§ **THE TASK**: Find and copy every line in the records that includes the string "lake".

§ **Entries from a dataset**:
[BEGIN]
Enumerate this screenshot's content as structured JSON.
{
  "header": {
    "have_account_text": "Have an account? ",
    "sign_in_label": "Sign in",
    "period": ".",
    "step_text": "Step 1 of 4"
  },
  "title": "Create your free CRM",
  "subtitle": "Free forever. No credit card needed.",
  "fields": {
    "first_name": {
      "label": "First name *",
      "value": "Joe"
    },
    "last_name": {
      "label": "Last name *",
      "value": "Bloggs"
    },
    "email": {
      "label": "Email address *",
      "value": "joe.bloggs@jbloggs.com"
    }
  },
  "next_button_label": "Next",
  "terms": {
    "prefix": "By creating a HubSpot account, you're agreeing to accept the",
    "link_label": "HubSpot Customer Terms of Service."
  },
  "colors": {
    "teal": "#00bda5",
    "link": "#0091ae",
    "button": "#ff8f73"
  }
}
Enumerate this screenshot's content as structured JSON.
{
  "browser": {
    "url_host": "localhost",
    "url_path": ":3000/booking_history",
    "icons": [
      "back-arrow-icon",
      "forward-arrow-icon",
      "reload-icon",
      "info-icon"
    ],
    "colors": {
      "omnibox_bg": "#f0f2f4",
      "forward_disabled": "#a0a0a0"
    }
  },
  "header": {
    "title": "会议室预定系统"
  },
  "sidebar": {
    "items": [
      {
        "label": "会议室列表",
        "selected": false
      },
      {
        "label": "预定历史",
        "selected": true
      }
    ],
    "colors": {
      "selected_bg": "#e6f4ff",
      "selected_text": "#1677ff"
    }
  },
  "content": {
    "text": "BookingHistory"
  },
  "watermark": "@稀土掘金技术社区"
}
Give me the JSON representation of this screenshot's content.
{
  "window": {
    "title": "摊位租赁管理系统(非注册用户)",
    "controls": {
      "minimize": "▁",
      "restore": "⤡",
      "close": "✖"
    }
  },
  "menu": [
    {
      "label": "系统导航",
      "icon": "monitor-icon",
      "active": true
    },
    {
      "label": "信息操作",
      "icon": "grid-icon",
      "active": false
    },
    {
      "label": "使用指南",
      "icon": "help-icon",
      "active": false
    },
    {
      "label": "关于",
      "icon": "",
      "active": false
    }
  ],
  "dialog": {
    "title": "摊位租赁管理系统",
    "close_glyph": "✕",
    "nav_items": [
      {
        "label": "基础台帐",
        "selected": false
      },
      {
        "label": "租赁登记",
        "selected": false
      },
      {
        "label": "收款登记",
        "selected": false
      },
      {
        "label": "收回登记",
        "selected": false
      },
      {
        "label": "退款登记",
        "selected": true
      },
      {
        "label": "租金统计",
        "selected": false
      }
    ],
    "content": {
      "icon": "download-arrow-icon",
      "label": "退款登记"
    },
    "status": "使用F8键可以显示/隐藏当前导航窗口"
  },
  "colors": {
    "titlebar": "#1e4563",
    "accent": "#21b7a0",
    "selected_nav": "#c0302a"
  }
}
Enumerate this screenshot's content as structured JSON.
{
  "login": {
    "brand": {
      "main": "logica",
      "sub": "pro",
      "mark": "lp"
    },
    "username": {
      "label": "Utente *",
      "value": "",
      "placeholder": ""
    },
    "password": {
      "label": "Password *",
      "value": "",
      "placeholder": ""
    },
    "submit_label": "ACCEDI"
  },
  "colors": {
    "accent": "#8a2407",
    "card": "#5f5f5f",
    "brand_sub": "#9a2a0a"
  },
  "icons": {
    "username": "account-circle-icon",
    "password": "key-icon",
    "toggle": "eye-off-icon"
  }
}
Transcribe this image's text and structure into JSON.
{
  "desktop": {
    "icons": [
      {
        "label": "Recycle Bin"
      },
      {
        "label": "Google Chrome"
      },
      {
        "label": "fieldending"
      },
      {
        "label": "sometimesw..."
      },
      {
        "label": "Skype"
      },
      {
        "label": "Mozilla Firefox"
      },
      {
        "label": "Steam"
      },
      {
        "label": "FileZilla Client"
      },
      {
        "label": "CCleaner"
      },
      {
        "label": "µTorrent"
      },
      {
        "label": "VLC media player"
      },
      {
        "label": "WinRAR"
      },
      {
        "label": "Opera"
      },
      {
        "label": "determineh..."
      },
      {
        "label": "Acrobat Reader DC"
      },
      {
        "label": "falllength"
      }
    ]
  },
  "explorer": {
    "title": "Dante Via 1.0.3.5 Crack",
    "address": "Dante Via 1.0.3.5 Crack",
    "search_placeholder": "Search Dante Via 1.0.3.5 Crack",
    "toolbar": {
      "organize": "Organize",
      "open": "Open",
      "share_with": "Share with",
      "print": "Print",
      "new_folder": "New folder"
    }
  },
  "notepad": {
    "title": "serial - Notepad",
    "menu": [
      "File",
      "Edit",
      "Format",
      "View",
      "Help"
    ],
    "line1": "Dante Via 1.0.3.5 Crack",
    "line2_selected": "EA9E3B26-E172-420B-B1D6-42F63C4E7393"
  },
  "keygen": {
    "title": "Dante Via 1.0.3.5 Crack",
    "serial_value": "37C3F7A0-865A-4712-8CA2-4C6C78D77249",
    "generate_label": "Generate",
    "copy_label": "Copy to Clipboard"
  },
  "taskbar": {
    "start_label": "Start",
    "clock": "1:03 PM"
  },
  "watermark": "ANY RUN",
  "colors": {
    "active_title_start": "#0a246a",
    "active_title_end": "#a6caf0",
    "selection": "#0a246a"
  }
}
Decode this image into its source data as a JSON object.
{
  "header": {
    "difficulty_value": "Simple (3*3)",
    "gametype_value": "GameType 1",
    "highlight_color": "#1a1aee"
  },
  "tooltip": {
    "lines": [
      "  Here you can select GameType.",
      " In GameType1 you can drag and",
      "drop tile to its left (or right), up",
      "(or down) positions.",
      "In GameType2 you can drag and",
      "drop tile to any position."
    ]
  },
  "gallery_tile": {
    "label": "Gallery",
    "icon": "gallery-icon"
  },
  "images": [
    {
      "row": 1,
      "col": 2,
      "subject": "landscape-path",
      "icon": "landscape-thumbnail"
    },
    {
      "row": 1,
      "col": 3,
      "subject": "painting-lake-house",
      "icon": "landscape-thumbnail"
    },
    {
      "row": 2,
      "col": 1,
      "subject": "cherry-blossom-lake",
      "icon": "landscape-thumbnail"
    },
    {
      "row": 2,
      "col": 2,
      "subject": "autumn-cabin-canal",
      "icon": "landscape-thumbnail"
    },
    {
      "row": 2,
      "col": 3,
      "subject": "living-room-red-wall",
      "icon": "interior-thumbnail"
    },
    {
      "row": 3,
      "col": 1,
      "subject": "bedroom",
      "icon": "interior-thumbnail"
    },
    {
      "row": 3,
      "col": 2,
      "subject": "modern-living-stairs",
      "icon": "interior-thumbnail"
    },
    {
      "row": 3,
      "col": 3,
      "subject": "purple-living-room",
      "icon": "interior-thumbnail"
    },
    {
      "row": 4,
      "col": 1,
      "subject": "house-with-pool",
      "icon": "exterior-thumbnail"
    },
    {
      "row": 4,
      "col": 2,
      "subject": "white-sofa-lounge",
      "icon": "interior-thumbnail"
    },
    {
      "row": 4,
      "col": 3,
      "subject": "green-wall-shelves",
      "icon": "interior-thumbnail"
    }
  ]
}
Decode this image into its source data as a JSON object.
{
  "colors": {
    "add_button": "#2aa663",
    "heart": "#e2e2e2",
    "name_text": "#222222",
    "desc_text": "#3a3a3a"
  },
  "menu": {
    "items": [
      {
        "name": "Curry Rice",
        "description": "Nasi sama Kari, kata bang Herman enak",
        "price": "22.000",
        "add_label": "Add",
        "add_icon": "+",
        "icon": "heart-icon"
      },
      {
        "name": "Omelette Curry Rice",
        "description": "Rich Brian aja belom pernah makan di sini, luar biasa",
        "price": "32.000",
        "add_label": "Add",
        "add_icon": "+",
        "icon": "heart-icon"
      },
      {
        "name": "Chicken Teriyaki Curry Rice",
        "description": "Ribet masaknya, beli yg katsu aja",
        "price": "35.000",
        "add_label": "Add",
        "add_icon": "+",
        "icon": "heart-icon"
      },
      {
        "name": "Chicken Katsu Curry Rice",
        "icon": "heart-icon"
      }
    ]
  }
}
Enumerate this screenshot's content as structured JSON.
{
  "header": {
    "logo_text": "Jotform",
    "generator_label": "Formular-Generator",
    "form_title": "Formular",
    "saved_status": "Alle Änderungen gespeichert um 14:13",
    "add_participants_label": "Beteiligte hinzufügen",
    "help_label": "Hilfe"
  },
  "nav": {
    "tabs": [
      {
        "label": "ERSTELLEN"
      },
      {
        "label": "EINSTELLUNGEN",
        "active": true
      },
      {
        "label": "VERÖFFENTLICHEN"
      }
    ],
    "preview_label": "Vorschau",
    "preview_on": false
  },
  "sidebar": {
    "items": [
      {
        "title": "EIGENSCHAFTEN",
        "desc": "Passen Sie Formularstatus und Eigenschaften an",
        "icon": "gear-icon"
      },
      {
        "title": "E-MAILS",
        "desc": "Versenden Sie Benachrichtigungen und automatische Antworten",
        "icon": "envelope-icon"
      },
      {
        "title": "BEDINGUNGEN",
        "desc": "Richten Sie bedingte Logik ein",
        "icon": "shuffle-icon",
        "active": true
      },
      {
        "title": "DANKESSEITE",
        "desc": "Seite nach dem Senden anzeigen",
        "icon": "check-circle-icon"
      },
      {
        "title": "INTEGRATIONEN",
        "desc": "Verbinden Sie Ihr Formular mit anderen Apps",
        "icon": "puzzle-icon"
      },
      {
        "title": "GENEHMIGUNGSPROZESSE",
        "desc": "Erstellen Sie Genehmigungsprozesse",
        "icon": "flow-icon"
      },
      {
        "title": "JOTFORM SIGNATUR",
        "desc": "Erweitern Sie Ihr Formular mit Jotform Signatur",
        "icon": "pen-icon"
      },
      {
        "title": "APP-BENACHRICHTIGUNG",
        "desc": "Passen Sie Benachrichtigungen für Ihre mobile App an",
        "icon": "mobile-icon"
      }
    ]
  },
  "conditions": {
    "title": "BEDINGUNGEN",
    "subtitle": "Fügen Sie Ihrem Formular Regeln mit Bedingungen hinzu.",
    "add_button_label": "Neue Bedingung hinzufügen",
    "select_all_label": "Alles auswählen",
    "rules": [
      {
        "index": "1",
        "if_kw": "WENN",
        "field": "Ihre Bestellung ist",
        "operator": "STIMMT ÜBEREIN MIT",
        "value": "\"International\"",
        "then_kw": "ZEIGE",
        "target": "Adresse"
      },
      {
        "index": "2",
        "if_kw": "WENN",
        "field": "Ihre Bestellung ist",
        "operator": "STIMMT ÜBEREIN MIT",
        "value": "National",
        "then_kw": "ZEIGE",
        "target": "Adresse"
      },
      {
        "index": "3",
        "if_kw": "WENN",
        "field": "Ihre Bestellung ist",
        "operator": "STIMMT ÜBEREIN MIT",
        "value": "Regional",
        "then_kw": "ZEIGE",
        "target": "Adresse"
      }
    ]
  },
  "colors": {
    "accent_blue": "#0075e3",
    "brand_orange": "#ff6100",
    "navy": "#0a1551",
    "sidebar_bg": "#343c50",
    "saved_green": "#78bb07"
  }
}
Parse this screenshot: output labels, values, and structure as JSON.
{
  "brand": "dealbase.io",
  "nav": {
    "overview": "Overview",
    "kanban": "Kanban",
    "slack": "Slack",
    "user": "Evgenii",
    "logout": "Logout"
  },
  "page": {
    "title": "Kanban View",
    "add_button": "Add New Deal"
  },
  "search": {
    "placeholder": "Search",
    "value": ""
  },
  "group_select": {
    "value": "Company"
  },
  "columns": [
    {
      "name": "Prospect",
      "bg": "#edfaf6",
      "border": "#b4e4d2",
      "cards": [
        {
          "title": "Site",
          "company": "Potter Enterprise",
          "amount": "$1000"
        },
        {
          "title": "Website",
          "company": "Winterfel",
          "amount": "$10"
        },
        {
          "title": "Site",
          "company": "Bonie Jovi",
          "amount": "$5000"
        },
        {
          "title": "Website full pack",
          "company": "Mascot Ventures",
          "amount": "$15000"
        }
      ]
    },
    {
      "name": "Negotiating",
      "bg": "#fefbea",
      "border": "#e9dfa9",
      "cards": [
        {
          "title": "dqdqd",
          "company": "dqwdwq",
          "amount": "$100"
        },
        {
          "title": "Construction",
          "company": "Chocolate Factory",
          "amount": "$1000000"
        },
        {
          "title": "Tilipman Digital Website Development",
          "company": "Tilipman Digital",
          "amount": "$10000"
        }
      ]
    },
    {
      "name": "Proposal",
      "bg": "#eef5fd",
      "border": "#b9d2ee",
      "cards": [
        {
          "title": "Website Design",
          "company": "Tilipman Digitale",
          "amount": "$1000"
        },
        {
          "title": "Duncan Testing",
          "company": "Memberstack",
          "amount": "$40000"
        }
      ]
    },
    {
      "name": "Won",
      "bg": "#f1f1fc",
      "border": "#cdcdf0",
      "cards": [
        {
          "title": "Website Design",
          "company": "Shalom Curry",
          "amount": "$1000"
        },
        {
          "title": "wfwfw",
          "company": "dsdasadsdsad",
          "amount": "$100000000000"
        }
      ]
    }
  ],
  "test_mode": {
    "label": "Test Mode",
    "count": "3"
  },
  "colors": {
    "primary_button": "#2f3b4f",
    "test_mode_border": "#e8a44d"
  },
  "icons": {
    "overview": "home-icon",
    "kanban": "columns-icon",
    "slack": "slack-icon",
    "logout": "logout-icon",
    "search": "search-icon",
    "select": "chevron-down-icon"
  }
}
[END]
§ **SOLUTION TO THIS TASK**:
      "subject": "painting-lake-house",
      "subject": "cherry-blossom-lake",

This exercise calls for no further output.